## PROMPT
Pick out and copy every line below that has the word "Chance".
----------
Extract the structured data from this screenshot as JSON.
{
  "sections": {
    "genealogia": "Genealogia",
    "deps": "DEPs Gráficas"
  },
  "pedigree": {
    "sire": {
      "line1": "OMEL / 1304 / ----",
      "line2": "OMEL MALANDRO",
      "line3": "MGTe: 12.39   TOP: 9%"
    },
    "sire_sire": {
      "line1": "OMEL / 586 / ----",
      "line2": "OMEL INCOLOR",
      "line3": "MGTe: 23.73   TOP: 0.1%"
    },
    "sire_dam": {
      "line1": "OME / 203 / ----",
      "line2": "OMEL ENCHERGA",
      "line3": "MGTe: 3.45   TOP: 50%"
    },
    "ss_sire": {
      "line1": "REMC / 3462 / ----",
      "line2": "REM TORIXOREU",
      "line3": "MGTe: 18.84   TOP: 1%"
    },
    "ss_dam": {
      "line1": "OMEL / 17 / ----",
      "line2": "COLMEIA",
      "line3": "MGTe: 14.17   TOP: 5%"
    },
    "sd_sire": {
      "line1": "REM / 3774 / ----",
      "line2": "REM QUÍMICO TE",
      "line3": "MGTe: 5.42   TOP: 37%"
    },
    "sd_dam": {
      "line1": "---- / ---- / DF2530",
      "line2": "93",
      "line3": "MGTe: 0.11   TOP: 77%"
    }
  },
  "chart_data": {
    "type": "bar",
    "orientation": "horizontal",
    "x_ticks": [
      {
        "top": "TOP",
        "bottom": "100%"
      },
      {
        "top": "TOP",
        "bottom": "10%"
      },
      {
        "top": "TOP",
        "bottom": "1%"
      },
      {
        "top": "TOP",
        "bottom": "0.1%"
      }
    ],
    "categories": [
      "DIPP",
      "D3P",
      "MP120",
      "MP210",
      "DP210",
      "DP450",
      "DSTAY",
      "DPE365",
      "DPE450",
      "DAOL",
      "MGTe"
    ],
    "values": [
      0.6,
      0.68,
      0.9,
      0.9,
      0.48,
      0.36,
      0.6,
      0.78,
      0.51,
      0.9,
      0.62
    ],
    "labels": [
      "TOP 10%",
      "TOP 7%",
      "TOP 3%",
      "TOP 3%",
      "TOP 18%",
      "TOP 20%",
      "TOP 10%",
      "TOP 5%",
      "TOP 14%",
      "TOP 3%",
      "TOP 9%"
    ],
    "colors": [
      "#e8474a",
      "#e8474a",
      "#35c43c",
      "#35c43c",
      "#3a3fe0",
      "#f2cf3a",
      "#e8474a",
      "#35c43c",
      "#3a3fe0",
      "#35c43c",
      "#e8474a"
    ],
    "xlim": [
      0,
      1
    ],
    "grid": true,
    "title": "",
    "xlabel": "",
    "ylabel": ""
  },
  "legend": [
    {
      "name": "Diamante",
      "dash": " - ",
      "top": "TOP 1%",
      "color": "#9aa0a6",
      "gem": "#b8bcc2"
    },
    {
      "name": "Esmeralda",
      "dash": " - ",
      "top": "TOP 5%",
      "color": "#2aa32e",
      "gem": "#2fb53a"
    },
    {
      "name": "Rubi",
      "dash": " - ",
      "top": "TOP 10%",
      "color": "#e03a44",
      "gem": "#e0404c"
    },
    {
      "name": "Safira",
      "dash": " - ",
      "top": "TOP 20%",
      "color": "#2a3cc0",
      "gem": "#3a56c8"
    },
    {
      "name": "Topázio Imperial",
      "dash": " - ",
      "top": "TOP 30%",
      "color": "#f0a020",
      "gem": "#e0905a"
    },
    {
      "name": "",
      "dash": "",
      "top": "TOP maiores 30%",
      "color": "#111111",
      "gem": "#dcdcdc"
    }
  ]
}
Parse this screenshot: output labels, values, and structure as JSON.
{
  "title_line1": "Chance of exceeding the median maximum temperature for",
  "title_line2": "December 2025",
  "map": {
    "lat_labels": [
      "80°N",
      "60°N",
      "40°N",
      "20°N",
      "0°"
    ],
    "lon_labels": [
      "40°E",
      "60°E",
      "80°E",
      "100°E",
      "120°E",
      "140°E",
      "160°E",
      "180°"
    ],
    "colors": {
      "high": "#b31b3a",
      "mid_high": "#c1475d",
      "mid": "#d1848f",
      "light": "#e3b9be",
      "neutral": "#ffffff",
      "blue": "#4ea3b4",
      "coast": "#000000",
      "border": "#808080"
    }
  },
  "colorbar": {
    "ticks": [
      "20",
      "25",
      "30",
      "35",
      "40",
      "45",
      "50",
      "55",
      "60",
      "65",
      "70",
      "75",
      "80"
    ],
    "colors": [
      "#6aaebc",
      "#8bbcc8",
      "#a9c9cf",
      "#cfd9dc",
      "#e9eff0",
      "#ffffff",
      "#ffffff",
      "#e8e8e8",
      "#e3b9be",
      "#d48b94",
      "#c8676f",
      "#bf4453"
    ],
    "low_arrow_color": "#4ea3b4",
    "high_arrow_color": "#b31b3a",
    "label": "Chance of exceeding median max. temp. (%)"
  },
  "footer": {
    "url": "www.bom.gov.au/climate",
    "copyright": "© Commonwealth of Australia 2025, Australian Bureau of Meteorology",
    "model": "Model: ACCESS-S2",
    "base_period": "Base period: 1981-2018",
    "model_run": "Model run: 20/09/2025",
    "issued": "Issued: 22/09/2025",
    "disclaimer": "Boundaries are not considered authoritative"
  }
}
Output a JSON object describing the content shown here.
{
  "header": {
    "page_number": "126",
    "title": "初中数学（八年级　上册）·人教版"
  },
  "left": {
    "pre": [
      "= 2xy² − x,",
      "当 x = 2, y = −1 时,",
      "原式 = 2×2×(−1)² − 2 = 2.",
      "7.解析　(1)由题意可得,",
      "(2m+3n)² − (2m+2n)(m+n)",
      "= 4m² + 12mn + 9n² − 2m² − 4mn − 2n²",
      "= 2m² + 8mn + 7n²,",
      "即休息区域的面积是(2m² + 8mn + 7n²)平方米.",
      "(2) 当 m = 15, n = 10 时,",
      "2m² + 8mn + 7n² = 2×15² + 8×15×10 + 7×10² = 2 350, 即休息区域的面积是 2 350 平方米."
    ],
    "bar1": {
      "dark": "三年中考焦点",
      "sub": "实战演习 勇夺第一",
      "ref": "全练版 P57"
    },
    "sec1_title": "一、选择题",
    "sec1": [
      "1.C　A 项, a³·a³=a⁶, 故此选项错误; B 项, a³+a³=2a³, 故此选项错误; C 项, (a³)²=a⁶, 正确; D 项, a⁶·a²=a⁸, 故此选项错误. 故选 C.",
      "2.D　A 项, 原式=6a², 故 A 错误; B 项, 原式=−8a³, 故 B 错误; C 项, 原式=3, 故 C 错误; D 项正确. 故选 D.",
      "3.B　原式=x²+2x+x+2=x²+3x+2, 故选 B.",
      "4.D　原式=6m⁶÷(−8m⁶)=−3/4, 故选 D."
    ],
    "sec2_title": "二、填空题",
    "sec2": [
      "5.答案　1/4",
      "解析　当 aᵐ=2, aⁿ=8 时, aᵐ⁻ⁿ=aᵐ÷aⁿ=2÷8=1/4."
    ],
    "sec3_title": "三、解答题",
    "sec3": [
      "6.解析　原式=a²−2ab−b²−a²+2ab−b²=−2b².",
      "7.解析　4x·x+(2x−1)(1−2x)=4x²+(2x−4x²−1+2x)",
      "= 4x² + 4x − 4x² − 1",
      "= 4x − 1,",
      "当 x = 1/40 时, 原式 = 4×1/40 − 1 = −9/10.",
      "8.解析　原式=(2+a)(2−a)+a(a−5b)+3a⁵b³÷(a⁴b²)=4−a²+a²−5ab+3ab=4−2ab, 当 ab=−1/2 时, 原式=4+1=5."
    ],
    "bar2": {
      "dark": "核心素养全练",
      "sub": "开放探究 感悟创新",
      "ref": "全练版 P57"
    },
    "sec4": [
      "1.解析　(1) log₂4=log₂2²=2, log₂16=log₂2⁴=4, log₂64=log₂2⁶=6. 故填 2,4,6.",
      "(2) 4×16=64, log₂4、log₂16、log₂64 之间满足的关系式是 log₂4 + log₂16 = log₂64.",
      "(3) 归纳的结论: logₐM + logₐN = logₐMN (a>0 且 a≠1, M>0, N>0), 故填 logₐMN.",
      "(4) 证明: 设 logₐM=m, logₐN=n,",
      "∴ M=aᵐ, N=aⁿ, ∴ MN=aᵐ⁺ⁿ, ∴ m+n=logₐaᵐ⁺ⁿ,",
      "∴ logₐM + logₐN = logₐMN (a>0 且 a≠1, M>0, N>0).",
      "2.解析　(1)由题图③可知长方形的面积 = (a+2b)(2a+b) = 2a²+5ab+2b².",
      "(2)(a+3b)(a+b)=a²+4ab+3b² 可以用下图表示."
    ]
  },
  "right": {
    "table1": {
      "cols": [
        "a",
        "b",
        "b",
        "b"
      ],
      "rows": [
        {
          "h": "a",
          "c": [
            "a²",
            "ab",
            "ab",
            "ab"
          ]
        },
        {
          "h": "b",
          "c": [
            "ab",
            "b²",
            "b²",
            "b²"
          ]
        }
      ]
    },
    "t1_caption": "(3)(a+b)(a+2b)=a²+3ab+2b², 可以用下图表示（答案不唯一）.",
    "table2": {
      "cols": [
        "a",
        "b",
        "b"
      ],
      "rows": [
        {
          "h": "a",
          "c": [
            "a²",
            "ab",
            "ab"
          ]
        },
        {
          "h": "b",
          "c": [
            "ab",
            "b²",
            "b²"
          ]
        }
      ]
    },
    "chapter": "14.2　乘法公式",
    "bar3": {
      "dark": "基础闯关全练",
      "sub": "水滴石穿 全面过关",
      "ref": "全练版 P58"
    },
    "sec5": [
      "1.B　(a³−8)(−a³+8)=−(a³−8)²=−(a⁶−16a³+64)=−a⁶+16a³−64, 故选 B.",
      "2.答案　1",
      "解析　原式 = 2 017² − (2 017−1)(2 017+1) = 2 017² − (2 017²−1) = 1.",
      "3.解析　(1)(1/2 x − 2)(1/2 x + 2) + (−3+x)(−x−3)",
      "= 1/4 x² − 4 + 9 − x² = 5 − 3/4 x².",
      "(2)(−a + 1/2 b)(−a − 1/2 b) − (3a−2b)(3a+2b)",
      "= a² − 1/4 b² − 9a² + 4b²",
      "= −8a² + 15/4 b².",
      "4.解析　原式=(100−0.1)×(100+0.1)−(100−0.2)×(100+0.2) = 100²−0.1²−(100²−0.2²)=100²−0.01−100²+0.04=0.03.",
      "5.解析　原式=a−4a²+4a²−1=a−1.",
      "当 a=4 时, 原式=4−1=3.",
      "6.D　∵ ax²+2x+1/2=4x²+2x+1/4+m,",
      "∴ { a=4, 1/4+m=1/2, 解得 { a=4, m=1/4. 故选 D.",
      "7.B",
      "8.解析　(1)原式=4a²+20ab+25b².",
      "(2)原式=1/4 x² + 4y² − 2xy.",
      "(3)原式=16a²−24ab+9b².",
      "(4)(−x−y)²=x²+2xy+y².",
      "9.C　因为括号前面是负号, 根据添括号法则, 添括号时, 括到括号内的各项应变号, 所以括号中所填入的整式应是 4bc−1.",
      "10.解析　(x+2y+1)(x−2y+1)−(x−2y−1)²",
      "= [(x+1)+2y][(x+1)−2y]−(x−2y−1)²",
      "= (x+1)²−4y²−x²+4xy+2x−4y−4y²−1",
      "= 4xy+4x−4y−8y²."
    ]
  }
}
----------
## TASK OUTPUT
  "title_line1": "Chance of exceeding the median maximum temperature for",
    "label": "Chance of exceeding median max. temp. (%)"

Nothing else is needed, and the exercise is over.